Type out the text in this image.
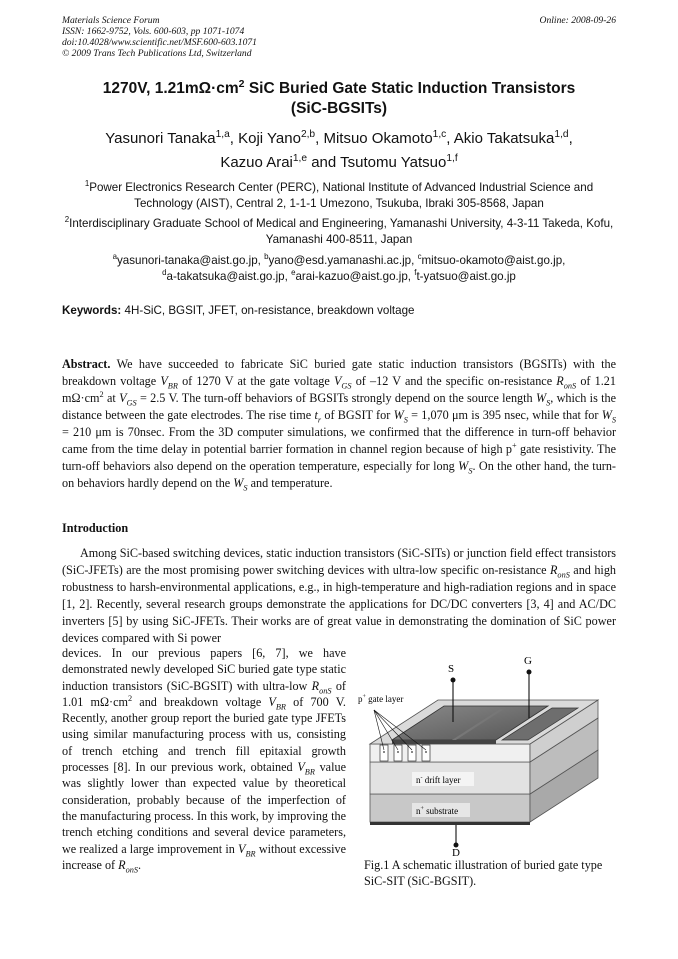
Materials Science Forum
ISSN: 1662-9752, Vols. 600-603, pp 1071-1074
doi:10.4028/www.scientific.net/MSF.600-603.1071
© 2009 Trans Tech Publications Ltd, Switzerland
Online: 2008-09-26
1270V, $1.21m\Omega\cdot cm^2$ SiC Buried Gate Static Induction Transistors
(SiC-BGSITs)
Yasunori Tanaka$^{1,a}$, Koji Yano$^{2,b}$, Mitsuo Okamoto$^{1,c}$, Akio Takatsuka$^{1,d}$,
Kazuo Arai$^{1,e}$ and Tsutomu Yatsuo$^{1,f}$
$^1$Power Electronics Research Center (PERC), National Institute of Advanced Industrial Science and Technology (AIST), Central 2, 1-1-1 Umezono, Tsukuba, Ibraki 305-8568, Japan
$^2$Interdisciplinary Graduate School of Medical and Engineering, Yamanashi University, 4-3-11 Takeda, Kofu, Yamanashi 400-8511, Japan
$^a$yasunori-tanaka@aist.go.jp, $^b$yano@esd.yamanashi.ac.jp, $^c$mitsuo-okamoto@aist.go.jp,
$^d$a-takatsuka@aist.go.jp, $^e$arai-kazuo@aist.go.jp, $^f$t-yatsuo@aist.go.jp
Keywords: 4H-SiC, BGSIT, JFET, on-resistance, breakdown voltage
Abstract. We have succeeded to fabricate SiC buried gate static induction transistors (BGSITs) with the breakdown voltage $V_{BR}$ of 1270 V at the gate voltage $V_{GS}$ of –12 V and the specific on-resistance $R_{onS}$ of 1.21 $m\Omega\cdot cm^2$ at $V_{GS} = 2.5$ V. The turn-off behaviors of BGSITs strongly depend on the source length $W_S$, which is the distance between the gate electrodes. The rise time $t_r$ of BGSIT for $W_S = 1,070$ μm is 395 nsec, while that for $W_S = 210$ μm is 70nsec. From the 3D computer simulations, we confirmed that the difference in turn-off behavior came from the time delay in potential barrier formation in channel region because of high p+ gate resistivity. The turn-off behaviors also depend on the operation temperature, especially for long $W_S$. On the other hand, the turn-on behaviors hardly depend on the $W_S$ and temperature.
Introduction
Among SiC-based switching devices, static induction transistors (SiC-SITs) or junction field effect transistors (SiC-JFETs) are the most promising power switching devices with ultra-low specific on-resistance $R_{onS}$ and high robustness to harsh-environmental applications, e.g., in high-temperature and high-radiation regions and in space [1, 2]. Recently, several research groups demonstrate the applications for DC/DC converters [3, 4] and AC/DC inverters [5] by using SiC-JFETs. Their works are of great value in demonstrating the domination of SiC power devices compared with Si power
devices. In our previous papers [6, 7], we have demonstrated newly developed SiC buried gate type static induction transistors (SiC-BGSIT) with ultra-low $R_{onS}$ of 1.01 $m\Omega\cdot cm^2$ and breakdown voltage $V_{BR}$ of 700 V. Recently, another group report the buried gate type JFETs using similar manufacturing process with us, consisting of trench etching and trench fill epitaxial growth processes [8]. In our previous work, obtained $V_{BR}$ value was slightly lower than expected value by theoretical consideration, probably because of the imperfection of the manufacturing process. In this work, by improving the trench etching conditions and several device parameters, we realized a large improvement in $V_{BR}$ without excessive increase of $R_{onS}$.
S
G
D
p+ gate layer
n- drift layer
n+ substrate
Fig.1 A schematic illustration of buried gate type SiC-SIT (SiC-BGSIT).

** Requirements **
Set the listing down in full and exactly. Pictures within it should not appear in the copy.

** Reply to the task **
Type out the text in this image.
Materials Science Forum
ISSN: 1662-9752, Vols. 600-603, pp 1071-1074
doi:10.4028/www.scientific.net/MSF.600-603.1071
© 2009 Trans Tech Publications Ltd, Switzerland
Online: 2008-09-26
1270V, $1.21m\Omega\cdot cm^2$ SiC Buried Gate Static Induction Transistors
(SiC-BGSITs)
Yasunori Tanaka$^{1,a}$, Koji Yano$^{2,b}$, Mitsuo Okamoto$^{1,c}$, Akio Takatsuka$^{1,d}$,
Kazuo Arai$^{1,e}$ and Tsutomu Yatsuo$^{1,f}$
$^1$Power Electronics Research Center (PERC), National Institute of Advanced Industrial Science and Technology (AIST), Central 2, 1-1-1 Umezono, Tsukuba, Ibraki 305-8568, Japan
$^2$Interdisciplinary Graduate School of Medical and Engineering, Yamanashi University, 4-3-11 Takeda, Kofu, Yamanashi 400-8511, Japan
$^a$yasunori-tanaka@aist.go.jp, $^b$yano@esd.yamanashi.ac.jp, $^c$mitsuo-okamoto@aist.go.jp,
$^d$a-takatsuka@aist.go.jp, $^e$arai-kazuo@aist.go.jp, $^f$t-yatsuo@aist.go.jp
Keywords: 4H-SiC, BGSIT, JFET, on-resistance, breakdown voltage
Abstract. We have succeeded to fabricate SiC buried gate static induction transistors (BGSITs) with the breakdown voltage $V_{BR}$ of 1270 V at the gate voltage $V_{GS}$ of –12 V and the specific on-resistance $R_{onS}$ of 1.21 $m\Omega\cdot cm^2$ at $V_{GS} = 2.5$ V. The turn-off behaviors of BGSITs strongly depend on the source length $W_S$, which is the distance between the gate electrodes. The rise time $t_r$ of BGSIT for $W_S = 1,070$ μm is 395 nsec, while that for $W_S = 210$ μm is 70nsec. From the 3D computer simulations, we confirmed that the difference in turn-off behavior came from the time delay in potential barrier formation in channel region because of high p+ gate resistivity. The turn-off behaviors also depend on the operation temperature, especially for long $W_S$. On the other hand, the turn-on behaviors hardly depend on the $W_S$ and temperature.
Introduction
Among SiC-based switching devices, static induction transistors (SiC-SITs) or junction field effect transistors (SiC-JFETs) are the most promising power switching devices with ultra-low specific on-resistance $R_{onS}$ and high robustness to harsh-environmental applications, e.g., in high-temperature and high-radiation regions and in space [1, 2]. Recently, several research groups demonstrate the applications for DC/DC converters [3, 4] and AC/DC inverters [5] by using SiC-JFETs. Their works are of great value in demonstrating the domination of SiC power devices compared with Si power
devices. In our previous papers [6, 7], we have demonstrated newly developed SiC buried gate type static induction transistors (SiC-BGSIT) with ultra-low $R_{onS}$ of 1.01 $m\Omega\cdot cm^2$ and breakdown voltage $V_{BR}$ of 700 V. Recently, another group report the buried gate type JFETs using similar manufacturing process with us, consisting of trench etching and trench fill epitaxial growth processes [8]. In our previous work, obtained $V_{BR}$ value was slightly lower than expected value by theoretical consideration, probably because of the imperfection of the manufacturing process. In this work, by improving the trench etching conditions and several device parameters, we realized a large improvement in $V_{BR}$ without excessive increase of $R_{onS}$.
S
G
D
p+ gate layer
n- drift layer
n+ substrate
Fig.1 A schematic illustration of buried gate type SiC-SIT (SiC-BGSIT).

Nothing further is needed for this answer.